# WRITTEN PROBLEM
What number of lines hold the word "title"? State that number and nothing besides.
● ● ● ● ● ● ●
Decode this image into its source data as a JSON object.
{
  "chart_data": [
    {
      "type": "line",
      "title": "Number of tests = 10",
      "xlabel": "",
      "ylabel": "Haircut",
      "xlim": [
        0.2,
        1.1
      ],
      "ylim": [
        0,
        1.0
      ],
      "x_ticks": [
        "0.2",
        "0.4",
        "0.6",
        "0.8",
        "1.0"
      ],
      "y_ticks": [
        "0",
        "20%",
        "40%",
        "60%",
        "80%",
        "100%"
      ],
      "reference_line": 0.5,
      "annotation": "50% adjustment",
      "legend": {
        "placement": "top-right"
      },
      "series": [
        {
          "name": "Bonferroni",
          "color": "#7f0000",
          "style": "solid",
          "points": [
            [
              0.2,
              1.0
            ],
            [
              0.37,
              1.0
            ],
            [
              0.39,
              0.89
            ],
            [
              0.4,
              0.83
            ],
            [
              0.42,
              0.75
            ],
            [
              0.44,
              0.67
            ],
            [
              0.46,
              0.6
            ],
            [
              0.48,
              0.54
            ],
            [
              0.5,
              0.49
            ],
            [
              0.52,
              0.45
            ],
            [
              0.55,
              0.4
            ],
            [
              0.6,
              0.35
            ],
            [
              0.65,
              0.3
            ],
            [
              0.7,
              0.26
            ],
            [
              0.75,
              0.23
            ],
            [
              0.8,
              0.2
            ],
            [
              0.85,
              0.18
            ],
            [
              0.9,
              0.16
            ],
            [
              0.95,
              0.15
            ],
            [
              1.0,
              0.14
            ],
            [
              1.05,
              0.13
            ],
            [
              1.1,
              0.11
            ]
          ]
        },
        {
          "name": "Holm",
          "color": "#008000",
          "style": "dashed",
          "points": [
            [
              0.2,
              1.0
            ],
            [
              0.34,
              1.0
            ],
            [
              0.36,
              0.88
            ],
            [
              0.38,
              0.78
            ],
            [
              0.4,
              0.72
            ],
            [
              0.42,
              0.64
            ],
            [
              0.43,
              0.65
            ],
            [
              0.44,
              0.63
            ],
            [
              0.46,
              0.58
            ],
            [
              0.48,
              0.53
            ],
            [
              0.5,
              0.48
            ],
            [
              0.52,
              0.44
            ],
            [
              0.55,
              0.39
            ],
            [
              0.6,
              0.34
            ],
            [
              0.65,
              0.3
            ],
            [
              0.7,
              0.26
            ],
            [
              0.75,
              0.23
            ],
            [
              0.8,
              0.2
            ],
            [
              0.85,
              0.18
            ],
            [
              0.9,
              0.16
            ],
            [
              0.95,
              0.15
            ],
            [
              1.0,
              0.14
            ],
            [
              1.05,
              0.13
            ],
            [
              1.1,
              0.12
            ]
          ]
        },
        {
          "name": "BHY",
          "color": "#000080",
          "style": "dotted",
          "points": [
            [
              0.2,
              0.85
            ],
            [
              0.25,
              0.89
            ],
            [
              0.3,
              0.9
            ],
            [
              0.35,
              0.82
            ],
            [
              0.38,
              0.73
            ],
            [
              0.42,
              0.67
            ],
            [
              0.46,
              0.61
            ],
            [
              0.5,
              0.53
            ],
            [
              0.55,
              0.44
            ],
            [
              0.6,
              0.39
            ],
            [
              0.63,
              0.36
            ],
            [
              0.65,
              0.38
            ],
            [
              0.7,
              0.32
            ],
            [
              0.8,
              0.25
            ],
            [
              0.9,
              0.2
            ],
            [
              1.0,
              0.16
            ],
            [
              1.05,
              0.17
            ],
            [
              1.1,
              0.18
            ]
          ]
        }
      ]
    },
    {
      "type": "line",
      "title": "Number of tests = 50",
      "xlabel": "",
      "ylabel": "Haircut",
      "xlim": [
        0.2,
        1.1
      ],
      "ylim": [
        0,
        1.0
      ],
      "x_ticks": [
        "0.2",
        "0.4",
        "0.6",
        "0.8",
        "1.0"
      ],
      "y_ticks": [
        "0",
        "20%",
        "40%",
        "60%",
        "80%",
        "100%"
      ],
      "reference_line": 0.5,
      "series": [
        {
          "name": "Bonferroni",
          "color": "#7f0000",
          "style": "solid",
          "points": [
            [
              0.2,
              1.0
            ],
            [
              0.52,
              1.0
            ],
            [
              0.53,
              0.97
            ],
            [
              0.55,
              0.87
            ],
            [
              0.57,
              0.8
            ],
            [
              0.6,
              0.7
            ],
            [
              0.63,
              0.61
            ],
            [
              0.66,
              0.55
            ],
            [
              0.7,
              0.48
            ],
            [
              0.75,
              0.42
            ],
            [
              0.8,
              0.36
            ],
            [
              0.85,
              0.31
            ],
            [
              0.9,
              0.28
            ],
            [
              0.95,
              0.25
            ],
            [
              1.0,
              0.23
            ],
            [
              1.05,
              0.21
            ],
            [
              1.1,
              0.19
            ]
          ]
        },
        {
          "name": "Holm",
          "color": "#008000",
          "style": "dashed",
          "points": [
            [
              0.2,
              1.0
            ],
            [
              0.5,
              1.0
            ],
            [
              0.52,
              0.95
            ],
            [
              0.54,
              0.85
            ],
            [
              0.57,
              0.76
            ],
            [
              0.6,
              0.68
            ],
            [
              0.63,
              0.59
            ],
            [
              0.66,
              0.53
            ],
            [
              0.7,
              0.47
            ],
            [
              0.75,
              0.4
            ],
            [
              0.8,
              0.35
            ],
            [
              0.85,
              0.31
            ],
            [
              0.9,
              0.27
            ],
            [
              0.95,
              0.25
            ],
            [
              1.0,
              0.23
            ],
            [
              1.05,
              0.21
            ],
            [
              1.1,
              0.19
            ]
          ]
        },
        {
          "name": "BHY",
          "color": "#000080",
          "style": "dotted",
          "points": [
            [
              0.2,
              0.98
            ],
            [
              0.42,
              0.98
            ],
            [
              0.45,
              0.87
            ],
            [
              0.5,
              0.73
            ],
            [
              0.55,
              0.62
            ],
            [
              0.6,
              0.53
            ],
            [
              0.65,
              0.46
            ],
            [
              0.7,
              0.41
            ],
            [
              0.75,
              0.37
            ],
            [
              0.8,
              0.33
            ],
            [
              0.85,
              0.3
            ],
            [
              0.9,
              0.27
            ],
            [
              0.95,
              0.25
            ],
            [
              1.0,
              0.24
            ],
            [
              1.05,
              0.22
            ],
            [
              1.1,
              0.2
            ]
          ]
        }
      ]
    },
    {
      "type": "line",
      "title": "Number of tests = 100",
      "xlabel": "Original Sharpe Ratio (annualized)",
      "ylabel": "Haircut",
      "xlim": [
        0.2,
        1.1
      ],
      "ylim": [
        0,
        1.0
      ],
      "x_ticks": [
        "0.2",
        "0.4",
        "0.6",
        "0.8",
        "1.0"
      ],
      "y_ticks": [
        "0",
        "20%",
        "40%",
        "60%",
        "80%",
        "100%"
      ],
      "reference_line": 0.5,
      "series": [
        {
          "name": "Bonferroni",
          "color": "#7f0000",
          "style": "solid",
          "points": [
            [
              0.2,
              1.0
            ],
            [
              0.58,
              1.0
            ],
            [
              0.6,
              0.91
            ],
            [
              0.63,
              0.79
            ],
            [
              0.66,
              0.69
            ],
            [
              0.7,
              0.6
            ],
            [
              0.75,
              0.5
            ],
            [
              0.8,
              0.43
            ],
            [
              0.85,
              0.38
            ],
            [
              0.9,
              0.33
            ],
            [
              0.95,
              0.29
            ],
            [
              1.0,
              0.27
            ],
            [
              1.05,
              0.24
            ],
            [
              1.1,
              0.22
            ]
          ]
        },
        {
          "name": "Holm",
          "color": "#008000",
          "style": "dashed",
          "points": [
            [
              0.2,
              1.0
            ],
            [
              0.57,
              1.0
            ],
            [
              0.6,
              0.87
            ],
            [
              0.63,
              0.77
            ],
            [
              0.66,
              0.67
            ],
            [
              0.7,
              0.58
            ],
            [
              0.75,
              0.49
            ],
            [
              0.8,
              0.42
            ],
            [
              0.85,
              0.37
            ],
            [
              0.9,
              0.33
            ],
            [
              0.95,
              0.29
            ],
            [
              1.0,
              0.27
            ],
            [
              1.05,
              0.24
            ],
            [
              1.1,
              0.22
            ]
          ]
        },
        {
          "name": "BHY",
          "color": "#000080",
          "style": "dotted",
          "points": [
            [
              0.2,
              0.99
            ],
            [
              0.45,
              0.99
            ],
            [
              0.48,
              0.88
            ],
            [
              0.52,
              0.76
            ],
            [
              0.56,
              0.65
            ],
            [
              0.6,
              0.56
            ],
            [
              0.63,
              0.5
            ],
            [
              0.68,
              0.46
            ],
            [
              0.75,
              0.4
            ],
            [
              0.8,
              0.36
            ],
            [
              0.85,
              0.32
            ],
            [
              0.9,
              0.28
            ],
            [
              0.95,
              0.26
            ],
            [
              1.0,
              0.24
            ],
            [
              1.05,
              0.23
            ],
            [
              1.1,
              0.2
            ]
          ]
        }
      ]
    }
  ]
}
● ● ● ● ● ● ●
# EXERCISE RESULT
3